**Activity A**
In the forum post about rewinding, list the adjectives in the slash-separated series that ends with an ellipsis.
**Activity B**
In the forum post about rewinding, rewrite the paragraph beginning "With" and ending "(the tick of the click)" more briefly, keeping its main facts.

Changed 12.5.5 to 12.12.5 in NL jump arc shadow topic, thanks!

Quote from: kaywhyn
Quote from: Simon
you want this out of habit, regardless of why NL 12.12.5 has it in this surprising way.
annoying to hold down the rewind 1 second

Right, I see why rewind-to-previous-assignment is useful.

With "you want this out of habit", I meant: When NL rewinds to before the assignment, why do you consider it natural/desirable/correct/... that it rewinds to exactly 2 ticks before the assignment's effect (1 tick before the click), and not to the immediate tick before the assignments effect (the tick of the click).

I don't question the usefulness of rewinding to some tick near the assignment.

Quote from: kaywhyn
This can work too. I'm fine with seeing your idea of the behavior implemented, and again can be another thing that Lix does differently from NL ;)

Okay, I see now that you don't mind as much exactly how far before the assignment it goes.

I think I'll keep the rewind to the tick immediately before the visible effect of the assignment, then. If you begin to miss some deep importance of NL's behavior, let me know.

**Listed records**
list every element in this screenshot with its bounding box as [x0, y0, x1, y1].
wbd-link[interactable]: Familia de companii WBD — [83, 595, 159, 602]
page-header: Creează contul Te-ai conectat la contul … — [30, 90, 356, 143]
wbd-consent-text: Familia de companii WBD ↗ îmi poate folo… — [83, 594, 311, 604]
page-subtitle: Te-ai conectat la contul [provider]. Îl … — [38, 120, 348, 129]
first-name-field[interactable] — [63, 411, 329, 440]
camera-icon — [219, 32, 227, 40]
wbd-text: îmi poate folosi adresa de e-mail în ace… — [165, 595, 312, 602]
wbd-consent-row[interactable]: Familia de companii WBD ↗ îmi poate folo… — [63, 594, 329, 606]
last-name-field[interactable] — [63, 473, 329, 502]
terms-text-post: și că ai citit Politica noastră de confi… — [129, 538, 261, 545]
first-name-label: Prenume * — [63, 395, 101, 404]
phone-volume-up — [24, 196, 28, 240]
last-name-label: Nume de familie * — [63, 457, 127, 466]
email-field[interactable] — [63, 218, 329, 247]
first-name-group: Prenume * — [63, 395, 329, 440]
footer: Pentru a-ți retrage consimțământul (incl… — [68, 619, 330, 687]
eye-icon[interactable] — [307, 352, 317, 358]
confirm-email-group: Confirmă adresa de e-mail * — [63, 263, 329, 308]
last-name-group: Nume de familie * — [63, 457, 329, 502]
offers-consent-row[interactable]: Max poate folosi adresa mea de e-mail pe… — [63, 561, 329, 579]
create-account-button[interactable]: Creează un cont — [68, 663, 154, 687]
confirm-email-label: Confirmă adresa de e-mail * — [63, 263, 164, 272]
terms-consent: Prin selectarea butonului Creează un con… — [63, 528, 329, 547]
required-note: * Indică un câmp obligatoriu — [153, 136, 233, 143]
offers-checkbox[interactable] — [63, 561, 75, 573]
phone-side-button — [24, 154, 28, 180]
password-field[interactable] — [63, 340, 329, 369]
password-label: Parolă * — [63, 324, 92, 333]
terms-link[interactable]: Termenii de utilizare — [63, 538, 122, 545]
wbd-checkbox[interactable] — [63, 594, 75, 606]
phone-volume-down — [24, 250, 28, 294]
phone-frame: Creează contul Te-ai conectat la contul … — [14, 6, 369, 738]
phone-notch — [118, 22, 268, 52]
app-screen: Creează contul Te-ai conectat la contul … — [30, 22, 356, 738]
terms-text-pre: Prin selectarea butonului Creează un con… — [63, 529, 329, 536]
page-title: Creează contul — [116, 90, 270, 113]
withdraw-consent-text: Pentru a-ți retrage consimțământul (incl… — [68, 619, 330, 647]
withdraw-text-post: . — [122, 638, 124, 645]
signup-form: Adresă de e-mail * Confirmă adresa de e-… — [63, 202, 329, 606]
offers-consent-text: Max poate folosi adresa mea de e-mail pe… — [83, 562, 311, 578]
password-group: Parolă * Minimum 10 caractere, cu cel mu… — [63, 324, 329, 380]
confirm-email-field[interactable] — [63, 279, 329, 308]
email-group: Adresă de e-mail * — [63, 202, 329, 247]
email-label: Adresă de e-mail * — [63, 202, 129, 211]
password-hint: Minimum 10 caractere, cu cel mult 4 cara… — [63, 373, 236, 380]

**Exercise result A**
natural, desirable, correct

**Exercise result B**
The writer was asking why it seems right that NL, when rewinding to before an assignment, goes back exactly 2 ticks before the assignment's effect (1 tick before the click). The alternative would be the tick immediately before the effect, which is the tick of the click.